Copy out all lines where "danych" appears.

(Dataset items)
%%

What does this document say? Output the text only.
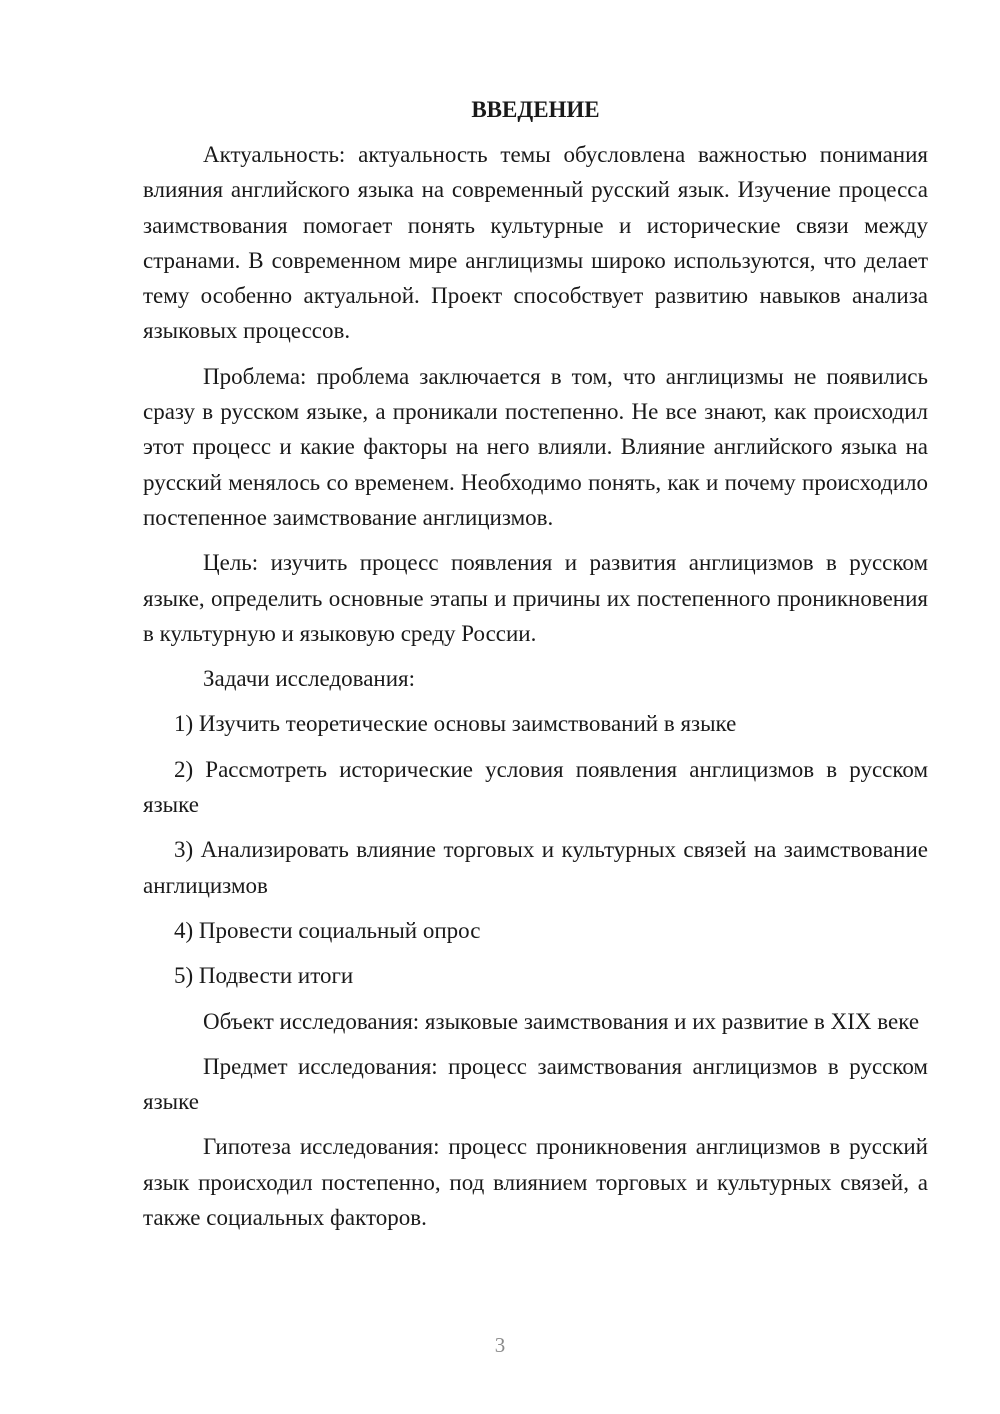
ВВЕДЕНИЕ

Актуальность: актуальность темы обусловлена важностью понимания влияния английского языка на современный русский язык. Изучение процесса заимствования помогает понять культурные и исторические связи между странами. В современном мире англицизмы широко используются, что делает тему особенно актуальной. Проект способствует развитию навыков анализа языковых процессов.

Проблема: проблема заключается в том, что англицизмы не появились сразу в русском языке, а проникали постепенно. Не все знают, как происходил этот процесс и какие факторы на него влияли. Влияние английского языка на русский менялось со временем. Необходимо понять, как и почему происходило постепенное заимствование англицизмов.

Цель: изучить процесс появления и развития англицизмов в русском языке, определить основные этапы и причины их постепенного проникновения в культурную и языковую среду России.

Задачи исследования:

1) Изучить теоретические основы заимствований в языке

2) Рассмотреть исторические условия появления англицизмов в русском языке

3) Анализировать влияние торговых и культурных связей на заимствование англицизмов

4) Провести социальный опрос

5) Подвести итоги

Объект исследования: языковые заимствования и их развитие в XIX веке

Предмет исследования: процесс заимствования англицизмов в русском языке

Гипотеза исследования: процесс проникновения англицизмов в русский язык происходил постепенно, под влиянием торговых и культурных связей, а также социальных факторов.

3
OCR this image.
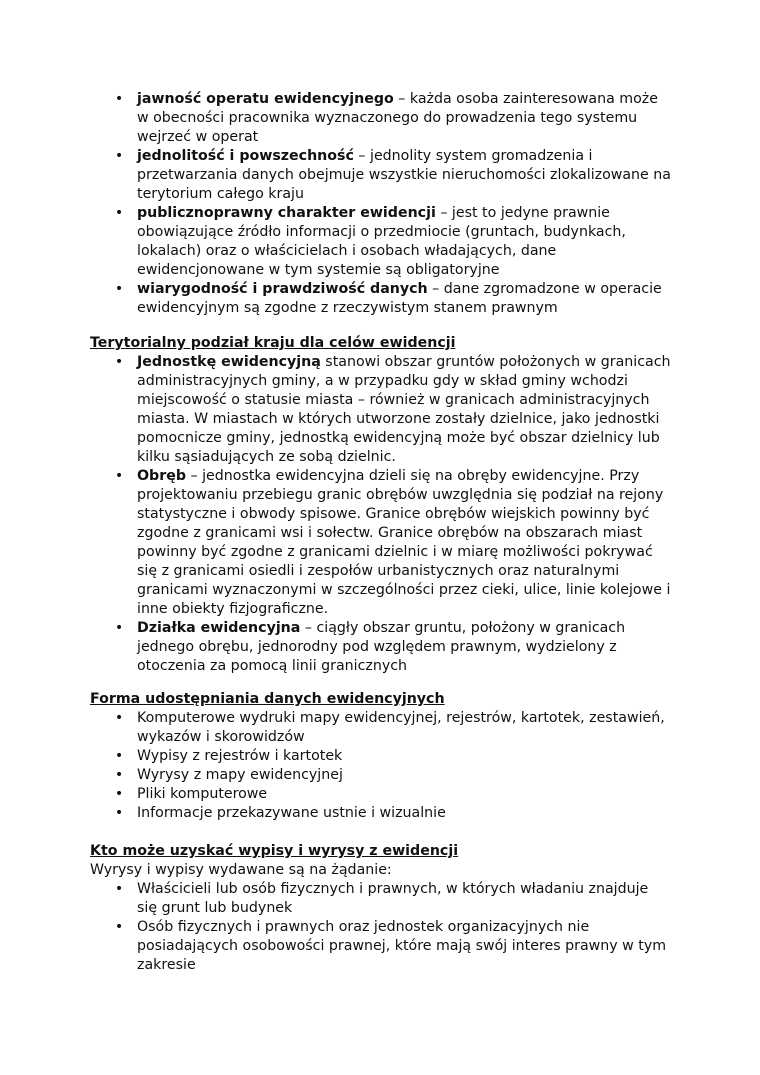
• jawność operatu ewidencyjnego – każda osoba zainteresowana może w obecności pracownika wyznaczonego do prowadzenia tego systemu wejrzeć w operat
• jednolitość i powszechność – jednolity system gromadzenia i przetwarzania danych obejmuje wszystkie nieruchomości zlokalizowane na terytorium całego kraju
• publicznoprawny charakter ewidencji – jest to jedyne prawnie obowiązujące źródło informacji o przedmiocie (gruntach, budynkach, lokalach) oraz o właścicielach i osobach władających, dane ewidencjonowane w tym systemie są obligatoryjne
• wiarygodność i prawdziwość danych – dane zgromadzone w operacie ewidencyjnym są zgodne z rzeczywistym stanem prawnym
Terytorialny podział kraju dla celów ewidencji
• Jednostkę ewidencyjną stanowi obszar gruntów położonych w granicach administracyjnych gminy, a w przypadku gdy w skład gminy wchodzi miejscowość o statusie miasta – również w granicach administracyjnych miasta. W miastach w których utworzone zostały dzielnice, jako jednostki pomocnicze gminy, jednostką ewidencyjną może być obszar dzielnicy lub kilku sąsiadujących ze sobą dzielnic.
• Obręb – jednostka ewidencyjna dzieli się na obręby ewidencyjne. Przy projektowaniu przebiegu granic obrębów uwzględnia się podział na rejony statystyczne i obwody spisowe. Granice obrębów wiejskich powinny być zgodne z granicami wsi i sołectw. Granice obrębów na obszarach miast powinny być zgodne z granicami dzielnic i w miarę możliwości pokrywać się z granicami osiedli i zespołów urbanistycznych oraz naturalnymi granicami wyznaczonymi w szczególności przez cieki, ulice, linie kolejowe i inne obiekty fizjograficzne.
• Działka ewidencyjna – ciągły obszar gruntu, położony w granicach jednego obrębu, jednorodny pod względem prawnym, wydzielony z otoczenia za pomocą linii granicznych
Forma udostępniania danych ewidencyjnych
• Komputerowe wydruki mapy ewidencyjnej, rejestrów, kartotek, zestawień, wykazów i skorowidzów
• Wypisy z rejestrów i kartotek
• Wyrysy z mapy ewidencyjnej
• Pliki komputerowe
• Informacje przekazywane ustnie i wizualnie
Kto może uzyskać wypisy i wyrysy z ewidencji
Wyrysy i wypisy wydawane są na żądanie:
• Właścicieli lub osób fizycznych i prawnych, w których władaniu znajduje się grunt lub budynek
• Osób fizycznych i prawnych oraz jednostek organizacyjnych nie posiadających osobowości prawnej, które mają swój interes prawny w tym zakresie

%%

Answer:
• jednolitość i powszechność – jednolity system gromadzenia i przetwarzania danych obejmuje wszystkie nieruchomości zlokalizowane na terytorium całego kraju
• wiarygodność i prawdziwość danych – dane zgromadzone w operacie ewidencyjnym są zgodne z rzeczywistym stanem prawnym
Forma udostępniania danych ewidencyjnych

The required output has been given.